___ Given records

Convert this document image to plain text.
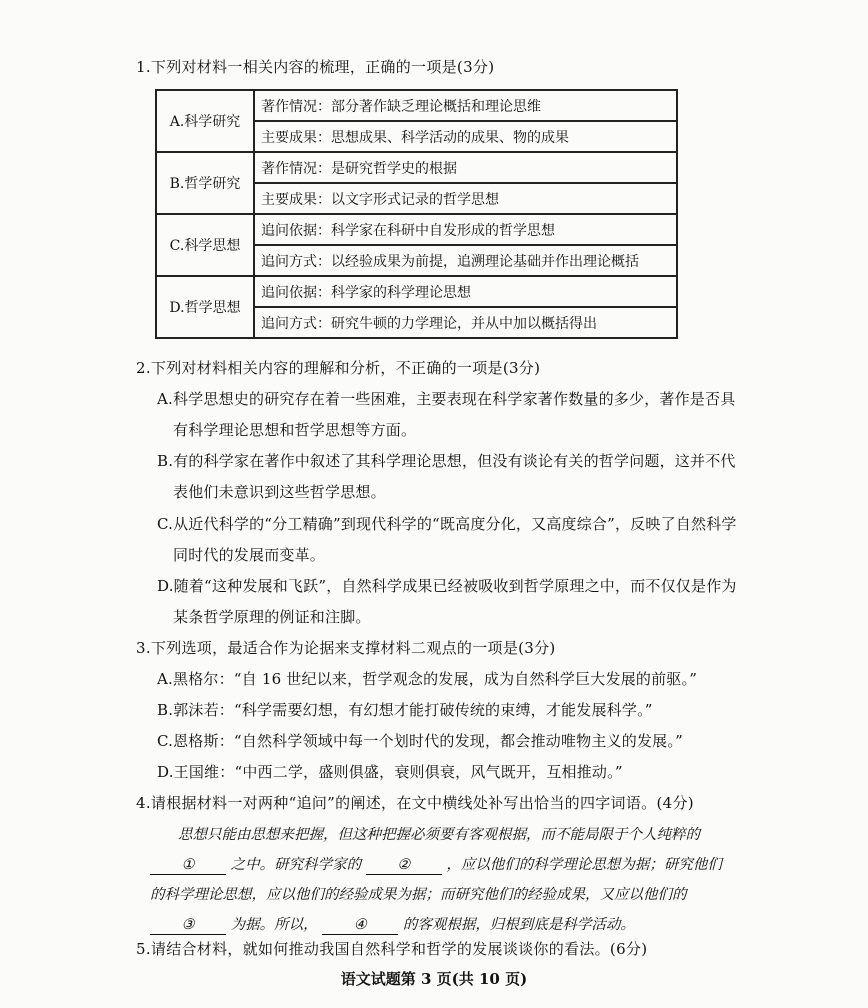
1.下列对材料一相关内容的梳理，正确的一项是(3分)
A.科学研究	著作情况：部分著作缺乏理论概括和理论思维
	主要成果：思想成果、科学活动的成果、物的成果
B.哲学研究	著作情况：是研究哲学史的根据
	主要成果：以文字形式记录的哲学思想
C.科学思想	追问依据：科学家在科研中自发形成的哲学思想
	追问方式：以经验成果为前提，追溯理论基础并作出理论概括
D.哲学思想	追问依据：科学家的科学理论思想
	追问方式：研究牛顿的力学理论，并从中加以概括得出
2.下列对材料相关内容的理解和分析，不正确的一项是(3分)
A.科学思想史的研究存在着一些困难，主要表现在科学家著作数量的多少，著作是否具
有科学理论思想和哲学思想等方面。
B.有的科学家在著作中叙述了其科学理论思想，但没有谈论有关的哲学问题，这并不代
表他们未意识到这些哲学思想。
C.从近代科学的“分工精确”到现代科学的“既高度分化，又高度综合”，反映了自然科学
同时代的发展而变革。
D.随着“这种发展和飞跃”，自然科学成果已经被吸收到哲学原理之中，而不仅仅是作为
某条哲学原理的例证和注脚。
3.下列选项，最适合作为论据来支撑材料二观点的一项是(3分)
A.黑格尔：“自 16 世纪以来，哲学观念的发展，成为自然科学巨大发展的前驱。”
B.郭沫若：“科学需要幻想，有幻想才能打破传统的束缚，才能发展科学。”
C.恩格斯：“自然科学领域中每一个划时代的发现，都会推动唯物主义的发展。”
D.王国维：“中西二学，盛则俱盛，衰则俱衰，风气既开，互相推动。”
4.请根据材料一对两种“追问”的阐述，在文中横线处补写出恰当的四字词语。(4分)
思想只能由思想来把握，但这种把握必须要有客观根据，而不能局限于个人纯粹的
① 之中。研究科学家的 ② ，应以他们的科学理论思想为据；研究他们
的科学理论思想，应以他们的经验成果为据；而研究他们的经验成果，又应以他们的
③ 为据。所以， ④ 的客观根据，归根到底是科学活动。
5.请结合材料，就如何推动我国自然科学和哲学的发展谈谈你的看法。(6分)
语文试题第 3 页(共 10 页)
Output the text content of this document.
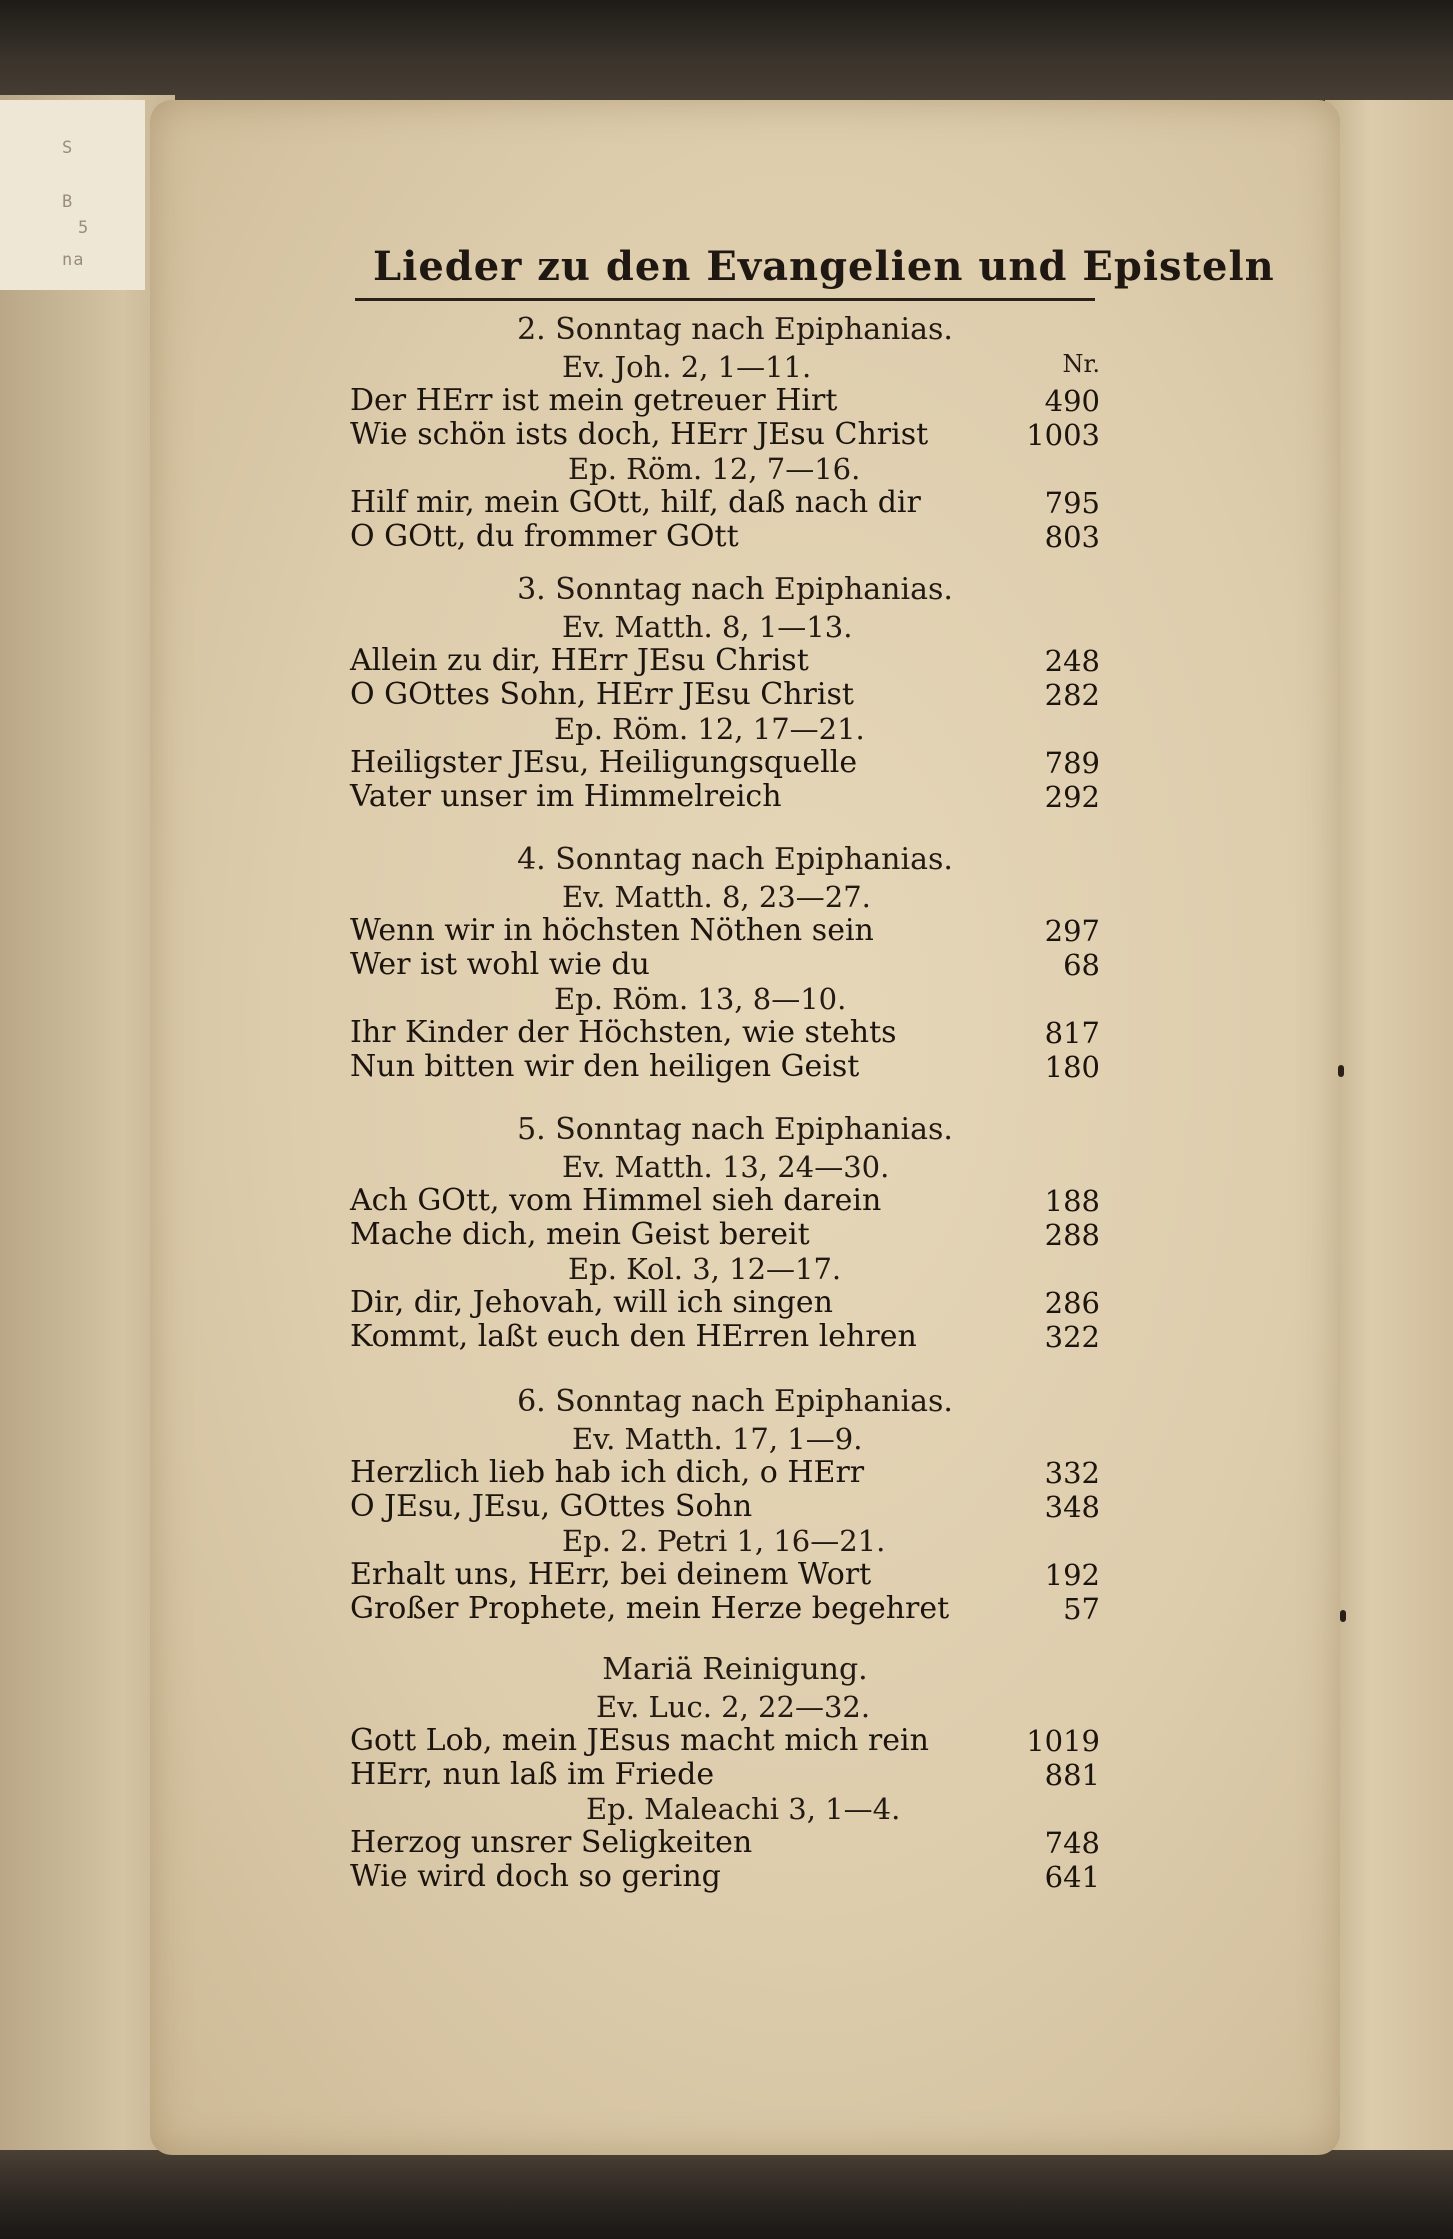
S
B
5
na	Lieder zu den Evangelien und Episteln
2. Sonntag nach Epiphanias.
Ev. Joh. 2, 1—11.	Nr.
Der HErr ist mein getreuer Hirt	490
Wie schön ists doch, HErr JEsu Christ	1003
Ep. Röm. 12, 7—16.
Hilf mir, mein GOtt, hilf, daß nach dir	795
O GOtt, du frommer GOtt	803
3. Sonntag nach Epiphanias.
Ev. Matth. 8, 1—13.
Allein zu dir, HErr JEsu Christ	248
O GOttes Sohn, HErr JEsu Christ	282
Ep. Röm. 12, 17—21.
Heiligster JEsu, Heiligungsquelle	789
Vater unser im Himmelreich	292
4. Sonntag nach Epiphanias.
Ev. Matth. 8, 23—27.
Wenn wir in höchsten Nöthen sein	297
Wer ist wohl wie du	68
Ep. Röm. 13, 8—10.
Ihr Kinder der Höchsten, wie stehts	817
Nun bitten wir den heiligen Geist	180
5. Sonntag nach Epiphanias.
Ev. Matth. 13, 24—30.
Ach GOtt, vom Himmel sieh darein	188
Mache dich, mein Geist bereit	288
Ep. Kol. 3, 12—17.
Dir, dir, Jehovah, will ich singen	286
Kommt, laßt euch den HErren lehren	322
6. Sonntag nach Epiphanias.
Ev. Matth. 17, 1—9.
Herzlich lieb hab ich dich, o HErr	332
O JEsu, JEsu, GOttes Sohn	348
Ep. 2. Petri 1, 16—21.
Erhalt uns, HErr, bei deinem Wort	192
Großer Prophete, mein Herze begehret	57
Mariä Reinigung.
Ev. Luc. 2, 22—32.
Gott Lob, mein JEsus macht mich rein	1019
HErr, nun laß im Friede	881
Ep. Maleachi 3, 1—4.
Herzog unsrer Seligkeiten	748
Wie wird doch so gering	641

______
___ Given records

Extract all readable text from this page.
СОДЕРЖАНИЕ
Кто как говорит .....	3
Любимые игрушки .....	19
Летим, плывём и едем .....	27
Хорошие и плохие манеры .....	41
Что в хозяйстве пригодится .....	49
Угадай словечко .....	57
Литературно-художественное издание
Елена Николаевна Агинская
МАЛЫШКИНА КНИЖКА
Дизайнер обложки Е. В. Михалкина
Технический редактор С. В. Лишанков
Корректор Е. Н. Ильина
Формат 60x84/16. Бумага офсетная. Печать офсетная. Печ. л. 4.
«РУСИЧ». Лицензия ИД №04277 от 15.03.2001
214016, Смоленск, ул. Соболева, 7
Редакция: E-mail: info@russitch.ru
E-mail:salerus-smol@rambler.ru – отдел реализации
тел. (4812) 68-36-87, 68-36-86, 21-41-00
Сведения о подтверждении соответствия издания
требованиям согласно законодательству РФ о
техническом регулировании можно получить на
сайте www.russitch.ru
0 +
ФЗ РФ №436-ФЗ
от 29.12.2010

______
___ Given records

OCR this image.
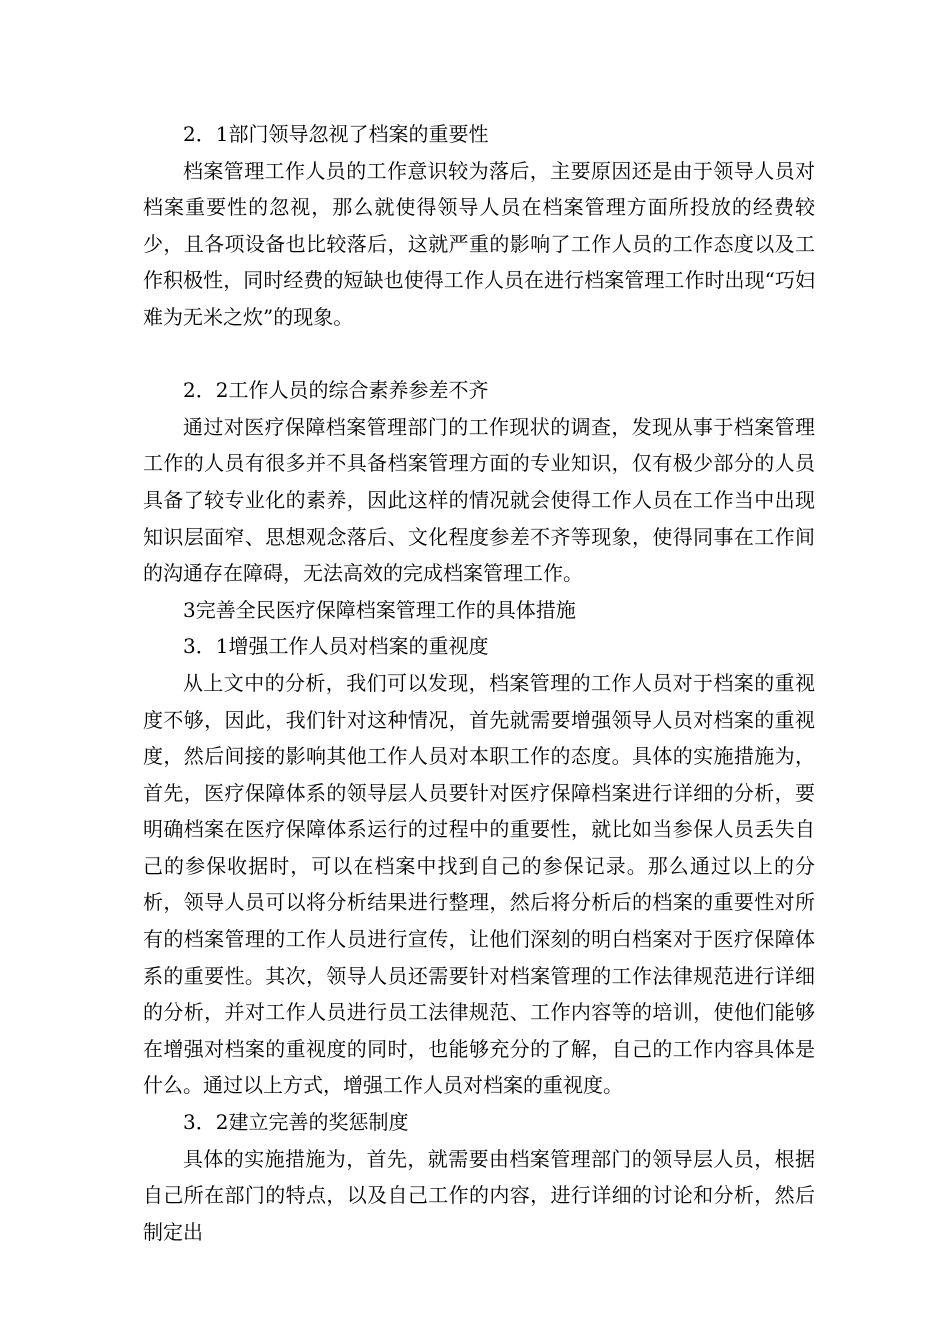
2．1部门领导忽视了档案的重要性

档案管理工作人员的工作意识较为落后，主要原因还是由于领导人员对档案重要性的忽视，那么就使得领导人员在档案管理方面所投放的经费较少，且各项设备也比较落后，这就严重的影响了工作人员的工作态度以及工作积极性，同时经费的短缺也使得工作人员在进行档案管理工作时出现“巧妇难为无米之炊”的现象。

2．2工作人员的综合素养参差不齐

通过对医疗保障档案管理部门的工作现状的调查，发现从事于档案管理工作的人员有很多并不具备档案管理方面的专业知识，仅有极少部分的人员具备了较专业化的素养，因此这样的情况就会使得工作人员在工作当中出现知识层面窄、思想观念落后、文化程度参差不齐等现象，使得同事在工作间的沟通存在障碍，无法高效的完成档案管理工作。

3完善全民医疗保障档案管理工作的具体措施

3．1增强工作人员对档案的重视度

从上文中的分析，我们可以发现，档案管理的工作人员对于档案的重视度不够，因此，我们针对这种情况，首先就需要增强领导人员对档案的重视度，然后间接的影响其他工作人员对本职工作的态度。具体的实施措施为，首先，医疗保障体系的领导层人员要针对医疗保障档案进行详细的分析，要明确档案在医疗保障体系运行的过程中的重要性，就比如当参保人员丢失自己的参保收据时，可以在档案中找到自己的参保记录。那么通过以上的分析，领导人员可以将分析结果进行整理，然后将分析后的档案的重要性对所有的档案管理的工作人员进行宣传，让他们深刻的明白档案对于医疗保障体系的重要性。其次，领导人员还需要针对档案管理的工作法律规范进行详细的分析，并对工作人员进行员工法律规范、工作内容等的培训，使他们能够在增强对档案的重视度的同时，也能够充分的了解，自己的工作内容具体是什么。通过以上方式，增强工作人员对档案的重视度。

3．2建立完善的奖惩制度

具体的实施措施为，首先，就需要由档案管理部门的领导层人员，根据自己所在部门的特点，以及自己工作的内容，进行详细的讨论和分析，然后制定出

______

*Requirements:* Only a number is needed: how many lines of the material above contain "text"?

*Result for this exercise:* 3